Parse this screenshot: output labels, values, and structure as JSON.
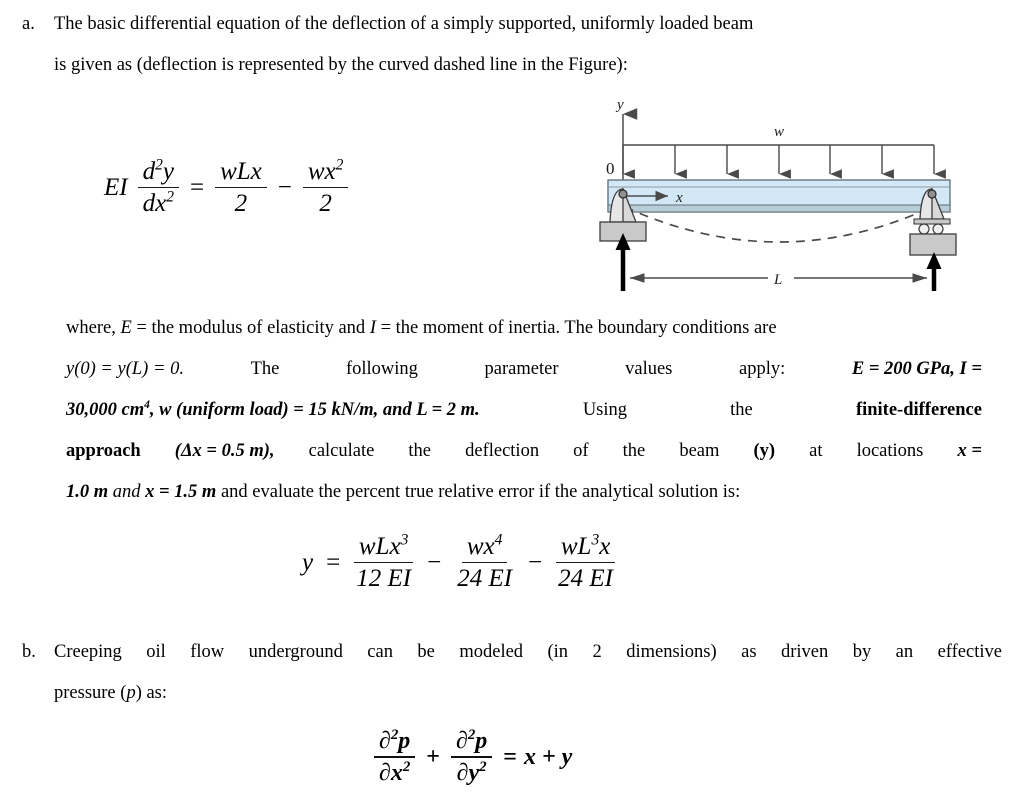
{
  "document": {
    "items": [
      {
        "marker": "a.",
        "lines": [
          "The basic differential equation of the deflection of a simply supported, uniformly loaded beam",
          "is given as (deflection is represented by the curved dashed line in the Figure):"
        ]
      },
      {
        "marker": "b.",
        "lines": [
          "Creeping oil flow underground can be modeled (in 2 dimensions) as driven by an effective",
          "pressure (p) as:"
        ]
      }
    ],
    "paragraph_where": {
      "line1": {
        "text_1": "where, ",
        "var_E": "E",
        "text_2": " = the modulus of elasticity and ",
        "var_I": "I",
        "text_3": " = the moment of inertia. The boundary conditions are"
      },
      "line2": {
        "segments": [
          "y(0)  =  y(L)  =  0.",
          "The",
          "following",
          "parameter",
          "values",
          "apply:",
          "E  =  200 GPa, I  ="
        ]
      },
      "line3": {
        "segments": [
          "30,000 cm4, w (uniform load)  =  15 kN/m, and L  =  2 m.",
          "Using",
          "the",
          "finite-difference"
        ],
        "cm_exponent": "4"
      },
      "line4": {
        "segments": [
          "approach",
          "(Δx  =  0.5 m),",
          "calculate",
          "the",
          "deflection",
          "of",
          "the",
          "beam",
          "(y)",
          "at",
          "locations",
          "x  ="
        ]
      },
      "line5": {
        "text_bold_1": "1.0 m",
        "text_italic_1": " and ",
        "text_bold_2": "x = 1.5 m",
        "text_rest": " and evaluate the percent true relative error if the analytical solution is:"
      }
    },
    "equations": {
      "governing": {
        "lead": "EI",
        "num1": "d2y",
        "den1": "dx2",
        "equals": "=",
        "num2": "wLx",
        "den2": "2",
        "minus": "−",
        "num3": "wx2",
        "den3": "2",
        "sup_d": "2",
        "sup_dx": "2",
        "sup_wx": "2"
      },
      "analytical": {
        "lead": "y",
        "equals": "=",
        "num1": "wLx3",
        "den1": "12 EI",
        "minus1": "−",
        "num2": "wx4",
        "den2": "24 EI",
        "minus2": "−",
        "num3": "wL3x",
        "den3": "24 EI",
        "sup_x3": "3",
        "sup_x4": "4",
        "sup_L3": "3"
      },
      "pressure_pde": {
        "num1": "∂p",
        "den1": "∂x",
        "plus": "+",
        "num2": "∂p",
        "den2": "∂y",
        "equals": "=",
        "rhs": "x + y",
        "sup2": "2"
      }
    }
  },
  "figure": {
    "name": "simply-supported-beam-diagram",
    "labels": {
      "y_axis": "y",
      "x_axis": "x",
      "origin": "0",
      "load": "w",
      "span": "L"
    },
    "colors": {
      "beam_fill": "#d3e8f7",
      "beam_edge": "#5b6b74",
      "support_fill": "#c9c9c9",
      "line": "#4a4a4a",
      "arrow_black": "#000000"
    },
    "load_arrow_count": 7,
    "reaction_arrows": 2,
    "deflection_curve": "dashed"
  }
}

# WHAT IS NEEDED:
Reproduce each record above by retyping it exactly; omit all images.

# RESPONSE TO THE EXERCISE:
Parse this screenshot: output labels, values, and structure as JSON.
{
  "document": {
    "items": [
      {
        "marker": "a.",
        "lines": [
          "The basic differential equation of the deflection of a simply supported, uniformly loaded beam",
          "is given as (deflection is represented by the curved dashed line in the Figure):"
        ]
      },
      {
        "marker": "b.",
        "lines": [
          "Creeping oil flow underground can be modeled (in 2 dimensions) as driven by an effective",
          "pressure (p) as:"
        ]
      }
    ],
    "paragraph_where": {
      "line1": {
        "text_1": "where, ",
        "var_E": "E",
        "text_2": " = the modulus of elasticity and ",
        "var_I": "I",
        "text_3": " = the moment of inertia. The boundary conditions are"
      },
      "line2": {
        "segments": [
          "y(0)  =  y(L)  =  0.",
          "The",
          "following",
          "parameter",
          "values",
          "apply:",
          "E  =  200 GPa, I  ="
        ]
      },
      "line3": {
        "segments": [
          "30,000 cm4, w (uniform load)  =  15 kN/m, and L  =  2 m.",
          "Using",
          "the",
          "finite-difference"
        ],
        "cm_exponent": "4"
      },
      "line4": {
        "segments": [
          "approach",
          "(Δx  =  0.5 m),",
          "calculate",
          "the",
          "deflection",
          "of",
          "the",
          "beam",
          "(y)",
          "at",
          "locations",
          "x  ="
        ]
      },
      "line5": {
        "text_bold_1": "1.0 m",
        "text_italic_1": " and ",
        "text_bold_2": "x = 1.5 m",
        "text_rest": " and evaluate the percent true relative error if the analytical solution is:"
      }
    },
    "equations": {
      "governing": {
        "lead": "EI",
        "num1": "d2y",
        "den1": "dx2",
        "equals": "=",
        "num2": "wLx",
        "den2": "2",
        "minus": "−",
        "num3": "wx2",
        "den3": "2",
        "sup_d": "2",
        "sup_dx": "2",
        "sup_wx": "2"
      },
      "analytical": {
        "lead": "y",
        "equals": "=",
        "num1": "wLx3",
        "den1": "12 EI",
        "minus1": "−",
        "num2": "wx4",
        "den2": "24 EI",
        "minus2": "−",
        "num3": "wL3x",
        "den3": "24 EI",
        "sup_x3": "3",
        "sup_x4": "4",
        "sup_L3": "3"
      },
      "pressure_pde": {
        "num1": "∂p",
        "den1": "∂x",
        "plus": "+",
        "num2": "∂p",
        "den2": "∂y",
        "equals": "=",
        "rhs": "x + y",
        "sup2": "2"
      }
    }
  },
  "figure": {
    "name": "simply-supported-beam-diagram",
    "labels": {
      "y_axis": "y",
      "x_axis": "x",
      "origin": "0",
      "load": "w",
      "span": "L"
    },
    "colors": {
      "beam_fill": "#d3e8f7",
      "beam_edge": "#5b6b74",
      "support_fill": "#c9c9c9",
      "line": "#4a4a4a",
      "arrow_black": "#000000"
    },
    "load_arrow_count": 7,
    "reaction_arrows": 2,
    "deflection_curve": "dashed"
  }
}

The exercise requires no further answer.